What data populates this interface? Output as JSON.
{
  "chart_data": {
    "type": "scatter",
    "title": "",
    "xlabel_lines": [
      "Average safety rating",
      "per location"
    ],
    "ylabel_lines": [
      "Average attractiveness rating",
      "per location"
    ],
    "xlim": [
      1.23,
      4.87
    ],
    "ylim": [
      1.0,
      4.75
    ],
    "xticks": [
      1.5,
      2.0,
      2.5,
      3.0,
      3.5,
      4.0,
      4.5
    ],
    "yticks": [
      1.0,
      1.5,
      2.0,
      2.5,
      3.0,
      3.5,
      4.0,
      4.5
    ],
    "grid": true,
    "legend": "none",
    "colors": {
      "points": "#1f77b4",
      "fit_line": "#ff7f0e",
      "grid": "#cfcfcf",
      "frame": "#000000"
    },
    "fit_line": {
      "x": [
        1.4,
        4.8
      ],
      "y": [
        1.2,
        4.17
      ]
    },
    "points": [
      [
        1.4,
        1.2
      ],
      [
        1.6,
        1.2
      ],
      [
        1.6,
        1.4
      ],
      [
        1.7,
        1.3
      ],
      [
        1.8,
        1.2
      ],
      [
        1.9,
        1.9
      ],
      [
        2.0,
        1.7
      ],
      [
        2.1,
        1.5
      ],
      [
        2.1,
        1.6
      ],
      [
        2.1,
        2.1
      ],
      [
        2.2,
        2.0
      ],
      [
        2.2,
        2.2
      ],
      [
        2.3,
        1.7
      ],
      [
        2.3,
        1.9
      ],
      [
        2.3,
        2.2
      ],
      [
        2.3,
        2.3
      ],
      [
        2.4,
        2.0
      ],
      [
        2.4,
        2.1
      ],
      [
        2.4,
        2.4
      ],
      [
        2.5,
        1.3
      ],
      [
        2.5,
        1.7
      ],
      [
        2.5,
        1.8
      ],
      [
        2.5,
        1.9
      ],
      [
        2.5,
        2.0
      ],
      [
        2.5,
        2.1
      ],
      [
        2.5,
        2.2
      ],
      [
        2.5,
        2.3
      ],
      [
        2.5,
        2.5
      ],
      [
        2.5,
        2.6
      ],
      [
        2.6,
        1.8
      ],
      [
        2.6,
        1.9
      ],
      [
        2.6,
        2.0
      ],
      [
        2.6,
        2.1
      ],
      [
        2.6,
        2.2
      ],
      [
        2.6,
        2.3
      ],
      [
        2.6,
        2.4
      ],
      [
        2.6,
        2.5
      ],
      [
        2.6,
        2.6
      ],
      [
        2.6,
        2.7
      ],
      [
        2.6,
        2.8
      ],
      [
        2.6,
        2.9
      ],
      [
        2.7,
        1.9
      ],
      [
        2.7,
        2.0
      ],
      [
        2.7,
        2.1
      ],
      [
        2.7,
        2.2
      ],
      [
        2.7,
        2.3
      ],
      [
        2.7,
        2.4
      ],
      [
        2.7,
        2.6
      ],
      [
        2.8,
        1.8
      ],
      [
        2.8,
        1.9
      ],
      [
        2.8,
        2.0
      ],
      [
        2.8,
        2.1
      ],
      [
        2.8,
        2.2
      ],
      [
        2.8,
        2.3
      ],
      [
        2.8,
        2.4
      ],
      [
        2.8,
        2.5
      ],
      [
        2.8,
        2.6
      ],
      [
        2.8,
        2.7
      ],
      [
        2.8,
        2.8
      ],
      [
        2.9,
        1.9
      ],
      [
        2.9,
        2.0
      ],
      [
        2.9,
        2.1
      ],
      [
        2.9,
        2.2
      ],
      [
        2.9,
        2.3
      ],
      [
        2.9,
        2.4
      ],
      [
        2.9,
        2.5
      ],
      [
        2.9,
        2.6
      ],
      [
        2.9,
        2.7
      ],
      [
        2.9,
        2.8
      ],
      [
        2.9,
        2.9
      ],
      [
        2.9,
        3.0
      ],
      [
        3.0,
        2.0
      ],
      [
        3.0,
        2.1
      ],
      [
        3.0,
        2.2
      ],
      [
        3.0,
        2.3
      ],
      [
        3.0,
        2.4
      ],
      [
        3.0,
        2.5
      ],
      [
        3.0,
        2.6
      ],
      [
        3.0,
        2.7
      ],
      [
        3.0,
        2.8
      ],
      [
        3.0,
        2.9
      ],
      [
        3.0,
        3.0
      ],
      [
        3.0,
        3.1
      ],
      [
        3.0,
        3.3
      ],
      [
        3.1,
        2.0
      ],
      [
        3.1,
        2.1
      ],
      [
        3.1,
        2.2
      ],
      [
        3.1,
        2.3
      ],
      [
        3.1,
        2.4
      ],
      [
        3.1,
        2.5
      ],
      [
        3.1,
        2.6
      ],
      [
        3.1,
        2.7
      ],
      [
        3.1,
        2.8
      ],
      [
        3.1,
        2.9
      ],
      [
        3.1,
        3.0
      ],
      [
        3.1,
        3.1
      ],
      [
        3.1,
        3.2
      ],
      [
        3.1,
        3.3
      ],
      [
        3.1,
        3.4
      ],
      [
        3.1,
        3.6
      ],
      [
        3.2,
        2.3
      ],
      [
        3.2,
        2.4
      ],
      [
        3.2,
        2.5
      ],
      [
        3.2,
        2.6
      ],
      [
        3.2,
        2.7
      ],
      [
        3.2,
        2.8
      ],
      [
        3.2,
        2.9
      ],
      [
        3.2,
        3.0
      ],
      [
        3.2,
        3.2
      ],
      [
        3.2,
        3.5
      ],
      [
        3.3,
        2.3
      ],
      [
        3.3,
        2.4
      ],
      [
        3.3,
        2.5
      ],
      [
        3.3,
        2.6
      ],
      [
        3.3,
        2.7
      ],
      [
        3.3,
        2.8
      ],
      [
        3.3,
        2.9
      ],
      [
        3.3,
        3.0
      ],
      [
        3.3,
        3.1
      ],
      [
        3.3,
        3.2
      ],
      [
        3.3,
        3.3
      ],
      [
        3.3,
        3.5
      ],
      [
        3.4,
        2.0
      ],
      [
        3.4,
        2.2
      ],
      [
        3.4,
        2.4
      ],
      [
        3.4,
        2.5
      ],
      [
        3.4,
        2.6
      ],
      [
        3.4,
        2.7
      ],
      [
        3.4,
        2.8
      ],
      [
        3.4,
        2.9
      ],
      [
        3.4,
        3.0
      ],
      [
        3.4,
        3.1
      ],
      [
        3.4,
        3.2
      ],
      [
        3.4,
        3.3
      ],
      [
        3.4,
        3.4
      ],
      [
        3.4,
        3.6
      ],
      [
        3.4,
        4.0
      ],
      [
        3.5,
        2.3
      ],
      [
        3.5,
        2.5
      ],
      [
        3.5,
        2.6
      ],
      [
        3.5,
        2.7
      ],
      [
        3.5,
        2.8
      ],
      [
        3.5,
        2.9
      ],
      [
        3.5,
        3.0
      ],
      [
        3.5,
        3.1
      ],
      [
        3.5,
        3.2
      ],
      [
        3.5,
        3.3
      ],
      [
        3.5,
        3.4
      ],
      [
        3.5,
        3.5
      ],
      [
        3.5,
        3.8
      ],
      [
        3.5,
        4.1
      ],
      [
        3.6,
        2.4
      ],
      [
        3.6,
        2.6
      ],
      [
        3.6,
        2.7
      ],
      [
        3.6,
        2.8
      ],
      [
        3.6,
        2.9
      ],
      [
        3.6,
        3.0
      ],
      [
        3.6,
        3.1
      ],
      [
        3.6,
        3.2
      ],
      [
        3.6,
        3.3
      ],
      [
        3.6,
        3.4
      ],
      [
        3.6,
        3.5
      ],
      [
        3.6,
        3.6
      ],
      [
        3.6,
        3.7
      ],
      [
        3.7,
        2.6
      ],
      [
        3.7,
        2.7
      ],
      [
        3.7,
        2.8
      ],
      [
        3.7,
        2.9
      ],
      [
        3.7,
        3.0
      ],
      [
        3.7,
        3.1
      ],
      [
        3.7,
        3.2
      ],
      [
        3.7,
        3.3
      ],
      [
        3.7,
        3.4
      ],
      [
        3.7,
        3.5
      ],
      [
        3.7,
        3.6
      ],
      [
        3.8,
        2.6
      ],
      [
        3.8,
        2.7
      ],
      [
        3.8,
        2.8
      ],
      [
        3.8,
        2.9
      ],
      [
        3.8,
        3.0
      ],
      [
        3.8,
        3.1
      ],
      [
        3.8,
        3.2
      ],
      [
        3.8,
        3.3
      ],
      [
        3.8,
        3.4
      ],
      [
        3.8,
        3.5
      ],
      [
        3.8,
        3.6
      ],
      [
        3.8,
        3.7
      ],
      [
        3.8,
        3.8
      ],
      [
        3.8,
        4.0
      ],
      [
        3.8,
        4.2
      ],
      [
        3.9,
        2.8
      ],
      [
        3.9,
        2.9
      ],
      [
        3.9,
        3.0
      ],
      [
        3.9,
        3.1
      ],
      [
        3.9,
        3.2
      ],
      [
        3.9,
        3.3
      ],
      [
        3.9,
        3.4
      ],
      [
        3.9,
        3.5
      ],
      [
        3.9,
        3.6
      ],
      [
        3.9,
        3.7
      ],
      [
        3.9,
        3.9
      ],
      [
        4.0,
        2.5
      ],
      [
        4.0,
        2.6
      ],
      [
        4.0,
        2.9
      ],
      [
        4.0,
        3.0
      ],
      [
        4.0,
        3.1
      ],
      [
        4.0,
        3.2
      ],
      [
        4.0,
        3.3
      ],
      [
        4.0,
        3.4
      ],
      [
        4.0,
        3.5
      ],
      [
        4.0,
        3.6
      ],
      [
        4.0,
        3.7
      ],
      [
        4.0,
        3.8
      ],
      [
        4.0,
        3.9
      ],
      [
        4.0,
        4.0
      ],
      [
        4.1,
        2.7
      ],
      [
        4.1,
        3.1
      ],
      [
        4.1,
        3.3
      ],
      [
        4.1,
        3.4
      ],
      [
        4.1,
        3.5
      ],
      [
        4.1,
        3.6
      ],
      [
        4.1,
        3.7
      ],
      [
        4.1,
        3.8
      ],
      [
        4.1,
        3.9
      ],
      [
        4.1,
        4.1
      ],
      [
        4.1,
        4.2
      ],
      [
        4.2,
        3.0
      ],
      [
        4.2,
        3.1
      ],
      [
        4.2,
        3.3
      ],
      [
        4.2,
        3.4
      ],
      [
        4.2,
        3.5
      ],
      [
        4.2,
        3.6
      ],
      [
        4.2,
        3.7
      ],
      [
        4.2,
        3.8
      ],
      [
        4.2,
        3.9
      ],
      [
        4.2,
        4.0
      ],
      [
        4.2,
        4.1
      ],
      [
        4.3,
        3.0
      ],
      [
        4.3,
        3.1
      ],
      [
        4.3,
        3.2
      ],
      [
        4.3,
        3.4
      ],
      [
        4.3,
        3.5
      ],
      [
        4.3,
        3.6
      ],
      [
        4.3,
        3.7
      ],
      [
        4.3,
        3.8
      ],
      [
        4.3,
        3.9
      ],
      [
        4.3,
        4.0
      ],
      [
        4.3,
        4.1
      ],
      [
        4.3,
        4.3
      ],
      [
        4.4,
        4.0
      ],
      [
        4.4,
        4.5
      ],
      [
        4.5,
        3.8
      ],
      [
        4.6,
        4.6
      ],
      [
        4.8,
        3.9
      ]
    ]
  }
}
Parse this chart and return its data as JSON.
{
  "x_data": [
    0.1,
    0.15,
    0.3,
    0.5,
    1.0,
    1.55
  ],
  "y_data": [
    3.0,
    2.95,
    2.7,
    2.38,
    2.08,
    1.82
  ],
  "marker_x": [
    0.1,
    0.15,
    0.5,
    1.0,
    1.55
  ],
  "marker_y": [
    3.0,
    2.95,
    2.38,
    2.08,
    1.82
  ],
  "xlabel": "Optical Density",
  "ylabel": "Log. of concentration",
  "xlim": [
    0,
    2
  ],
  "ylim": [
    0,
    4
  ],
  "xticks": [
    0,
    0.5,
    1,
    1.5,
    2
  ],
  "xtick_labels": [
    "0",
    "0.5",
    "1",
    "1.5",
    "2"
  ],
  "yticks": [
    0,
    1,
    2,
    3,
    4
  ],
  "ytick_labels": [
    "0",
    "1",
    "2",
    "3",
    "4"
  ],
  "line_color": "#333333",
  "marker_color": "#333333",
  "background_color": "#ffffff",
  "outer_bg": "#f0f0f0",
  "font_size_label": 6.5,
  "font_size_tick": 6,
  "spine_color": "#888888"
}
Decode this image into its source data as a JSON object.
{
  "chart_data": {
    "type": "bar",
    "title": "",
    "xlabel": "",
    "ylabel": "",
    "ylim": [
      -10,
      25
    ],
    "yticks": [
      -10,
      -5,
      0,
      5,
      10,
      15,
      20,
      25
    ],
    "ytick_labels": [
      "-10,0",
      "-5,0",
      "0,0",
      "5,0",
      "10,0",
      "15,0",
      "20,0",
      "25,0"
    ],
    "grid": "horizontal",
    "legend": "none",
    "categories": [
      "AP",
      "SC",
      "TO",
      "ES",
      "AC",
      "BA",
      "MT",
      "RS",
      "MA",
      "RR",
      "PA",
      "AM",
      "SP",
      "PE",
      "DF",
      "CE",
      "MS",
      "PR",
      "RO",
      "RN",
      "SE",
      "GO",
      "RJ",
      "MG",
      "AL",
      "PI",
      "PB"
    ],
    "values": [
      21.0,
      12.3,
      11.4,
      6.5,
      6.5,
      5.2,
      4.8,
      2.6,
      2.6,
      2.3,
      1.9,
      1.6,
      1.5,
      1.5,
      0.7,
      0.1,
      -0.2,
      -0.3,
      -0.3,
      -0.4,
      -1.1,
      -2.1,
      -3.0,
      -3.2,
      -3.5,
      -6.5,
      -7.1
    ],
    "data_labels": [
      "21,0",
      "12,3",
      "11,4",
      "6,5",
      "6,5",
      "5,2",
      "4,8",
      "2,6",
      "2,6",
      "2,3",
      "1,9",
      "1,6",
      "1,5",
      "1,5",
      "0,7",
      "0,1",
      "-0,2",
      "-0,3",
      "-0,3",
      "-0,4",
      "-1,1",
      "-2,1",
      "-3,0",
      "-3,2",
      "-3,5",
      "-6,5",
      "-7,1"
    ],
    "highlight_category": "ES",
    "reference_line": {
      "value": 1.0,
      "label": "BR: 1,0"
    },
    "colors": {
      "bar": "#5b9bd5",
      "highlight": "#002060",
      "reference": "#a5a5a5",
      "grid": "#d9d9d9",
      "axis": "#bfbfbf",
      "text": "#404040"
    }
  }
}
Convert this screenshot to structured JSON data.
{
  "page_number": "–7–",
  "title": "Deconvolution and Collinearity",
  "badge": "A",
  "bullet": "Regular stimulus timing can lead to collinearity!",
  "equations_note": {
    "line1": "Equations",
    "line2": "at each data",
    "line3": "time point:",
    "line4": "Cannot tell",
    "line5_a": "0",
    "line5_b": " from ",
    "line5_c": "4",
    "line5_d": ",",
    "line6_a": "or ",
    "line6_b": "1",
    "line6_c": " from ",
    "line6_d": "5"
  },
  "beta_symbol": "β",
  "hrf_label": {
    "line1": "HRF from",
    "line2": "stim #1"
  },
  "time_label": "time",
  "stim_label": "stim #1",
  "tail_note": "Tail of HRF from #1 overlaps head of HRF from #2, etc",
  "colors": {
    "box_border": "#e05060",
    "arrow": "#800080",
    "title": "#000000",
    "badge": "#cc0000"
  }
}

== == ==

#### TASK STATEMENT
Note every line above where the string "from" shows up, and copy those lines.

#### WORKED SOLUTION
    "line5_b": " from ",
    "line6_c": " from ",
    "line1": "HRF from",
  "tail_note": "Tail of HRF from #1 overlaps head of HRF from #2, etc",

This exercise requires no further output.